#### [Records to use]
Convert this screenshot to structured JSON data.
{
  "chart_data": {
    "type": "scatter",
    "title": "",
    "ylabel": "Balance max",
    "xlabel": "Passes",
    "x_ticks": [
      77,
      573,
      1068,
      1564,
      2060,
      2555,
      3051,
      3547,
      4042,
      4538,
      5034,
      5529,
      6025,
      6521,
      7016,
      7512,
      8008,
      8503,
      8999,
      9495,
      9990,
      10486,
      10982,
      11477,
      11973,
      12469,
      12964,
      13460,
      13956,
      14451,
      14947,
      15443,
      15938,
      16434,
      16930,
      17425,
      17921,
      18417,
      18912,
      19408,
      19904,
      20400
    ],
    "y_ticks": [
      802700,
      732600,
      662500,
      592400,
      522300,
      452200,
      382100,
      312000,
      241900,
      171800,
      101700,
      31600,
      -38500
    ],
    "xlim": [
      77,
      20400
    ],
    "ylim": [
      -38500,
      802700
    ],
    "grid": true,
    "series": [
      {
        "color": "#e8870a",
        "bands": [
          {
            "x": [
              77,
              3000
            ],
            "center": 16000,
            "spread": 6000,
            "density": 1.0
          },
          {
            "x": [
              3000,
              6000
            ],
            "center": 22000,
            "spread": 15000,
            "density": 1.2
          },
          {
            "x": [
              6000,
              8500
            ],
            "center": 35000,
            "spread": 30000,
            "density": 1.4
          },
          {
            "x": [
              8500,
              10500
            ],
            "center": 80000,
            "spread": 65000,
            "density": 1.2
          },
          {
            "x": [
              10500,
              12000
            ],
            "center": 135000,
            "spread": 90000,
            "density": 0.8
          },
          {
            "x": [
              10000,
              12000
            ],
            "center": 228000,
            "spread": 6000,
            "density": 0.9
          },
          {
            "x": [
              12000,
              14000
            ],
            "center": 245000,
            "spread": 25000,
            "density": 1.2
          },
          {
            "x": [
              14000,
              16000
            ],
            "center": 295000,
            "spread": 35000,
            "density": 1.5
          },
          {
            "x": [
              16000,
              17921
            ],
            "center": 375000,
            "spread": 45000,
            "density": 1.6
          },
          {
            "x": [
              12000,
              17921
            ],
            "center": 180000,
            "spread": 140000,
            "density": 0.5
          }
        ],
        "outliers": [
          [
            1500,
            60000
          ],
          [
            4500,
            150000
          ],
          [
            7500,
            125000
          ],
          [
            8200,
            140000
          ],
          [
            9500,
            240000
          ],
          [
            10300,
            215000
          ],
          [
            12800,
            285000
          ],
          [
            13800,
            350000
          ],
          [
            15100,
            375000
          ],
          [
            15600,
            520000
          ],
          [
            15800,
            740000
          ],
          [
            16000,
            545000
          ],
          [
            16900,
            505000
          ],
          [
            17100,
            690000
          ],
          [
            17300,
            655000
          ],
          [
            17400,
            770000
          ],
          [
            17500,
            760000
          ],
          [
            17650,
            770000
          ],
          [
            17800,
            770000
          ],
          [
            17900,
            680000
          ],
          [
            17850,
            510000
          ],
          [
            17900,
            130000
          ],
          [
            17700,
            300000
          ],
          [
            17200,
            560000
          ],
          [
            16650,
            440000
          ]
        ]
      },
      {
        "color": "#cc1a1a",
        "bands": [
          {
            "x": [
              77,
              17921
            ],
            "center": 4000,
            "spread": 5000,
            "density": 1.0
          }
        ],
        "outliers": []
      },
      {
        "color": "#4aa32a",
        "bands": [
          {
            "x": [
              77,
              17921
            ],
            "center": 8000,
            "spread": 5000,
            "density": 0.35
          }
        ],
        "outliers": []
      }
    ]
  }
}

#### [Problem]
Write out the full listing, keeping every line exactly as it is.

#### [Result]
Convert this screenshot to structured JSON data.
{
  "chart_data": {
    "type": "scatter",
    "title": "",
    "ylabel": "Balance max",
    "xlabel": "Passes",
    "x_ticks": [
      77,
      573,
      1068,
      1564,
      2060,
      2555,
      3051,
      3547,
      4042,
      4538,
      5034,
      5529,
      6025,
      6521,
      7016,
      7512,
      8008,
      8503,
      8999,
      9495,
      9990,
      10486,
      10982,
      11477,
      11973,
      12469,
      12964,
      13460,
      13956,
      14451,
      14947,
      15443,
      15938,
      16434,
      16930,
      17425,
      17921,
      18417,
      18912,
      19408,
      19904,
      20400
    ],
    "y_ticks": [
      802700,
      732600,
      662500,
      592400,
      522300,
      452200,
      382100,
      312000,
      241900,
      171800,
      101700,
      31600,
      -38500
    ],
    "xlim": [
      77,
      20400
    ],
    "ylim": [
      -38500,
      802700
    ],
    "grid": true,
    "series": [
      {
        "color": "#e8870a",
        "bands": [
          {
            "x": [
              77,
              3000
            ],
            "center": 16000,
            "spread": 6000,
            "density": 1.0
          },
          {
            "x": [
              3000,
              6000
            ],
            "center": 22000,
            "spread": 15000,
            "density": 1.2
          },
          {
            "x": [
              6000,
              8500
            ],
            "center": 35000,
            "spread": 30000,
            "density": 1.4
          },
          {
            "x": [
              8500,
              10500
            ],
            "center": 80000,
            "spread": 65000,
            "density": 1.2
          },
          {
            "x": [
              10500,
              12000
            ],
            "center": 135000,
            "spread": 90000,
            "density": 0.8
          },
          {
            "x": [
              10000,
              12000
            ],
            "center": 228000,
            "spread": 6000,
            "density": 0.9
          },
          {
            "x": [
              12000,
              14000
            ],
            "center": 245000,
            "spread": 25000,
            "density": 1.2
          },
          {
            "x": [
              14000,
              16000
            ],
            "center": 295000,
            "spread": 35000,
            "density": 1.5
          },
          {
            "x": [
              16000,
              17921
            ],
            "center": 375000,
            "spread": 45000,
            "density": 1.6
          },
          {
            "x": [
              12000,
              17921
            ],
            "center": 180000,
            "spread": 140000,
            "density": 0.5
          }
        ],
        "outliers": [
          [
            1500,
            60000
          ],
          [
            4500,
            150000
          ],
          [
            7500,
            125000
          ],
          [
            8200,
            140000
          ],
          [
            9500,
            240000
          ],
          [
            10300,
            215000
          ],
          [
            12800,
            285000
          ],
          [
            13800,
            350000
          ],
          [
            15100,
            375000
          ],
          [
            15600,
            520000
          ],
          [
            15800,
            740000
          ],
          [
            16000,
            545000
          ],
          [
            16900,
            505000
          ],
          [
            17100,
            690000
          ],
          [
            17300,
            655000
          ],
          [
            17400,
            770000
          ],
          [
            17500,
            760000
          ],
          [
            17650,
            770000
          ],
          [
            17800,
            770000
          ],
          [
            17900,
            680000
          ],
          [
            17850,
            510000
          ],
          [
            17900,
            130000
          ],
          [
            17700,
            300000
          ],
          [
            17200,
            560000
          ],
          [
            16650,
            440000
          ]
        ]
      },
      {
        "color": "#cc1a1a",
        "bands": [
          {
            "x": [
              77,
              17921
            ],
            "center": 4000,
            "spread": 5000,
            "density": 1.0
          }
        ],
        "outliers": []
      },
      {
        "color": "#4aa32a",
        "bands": [
          {
            "x": [
              77,
              17921
            ],
            "center": 8000,
            "spread": 5000,
            "density": 0.35
          }
        ],
        "outliers": []
      }
    ]
  }
}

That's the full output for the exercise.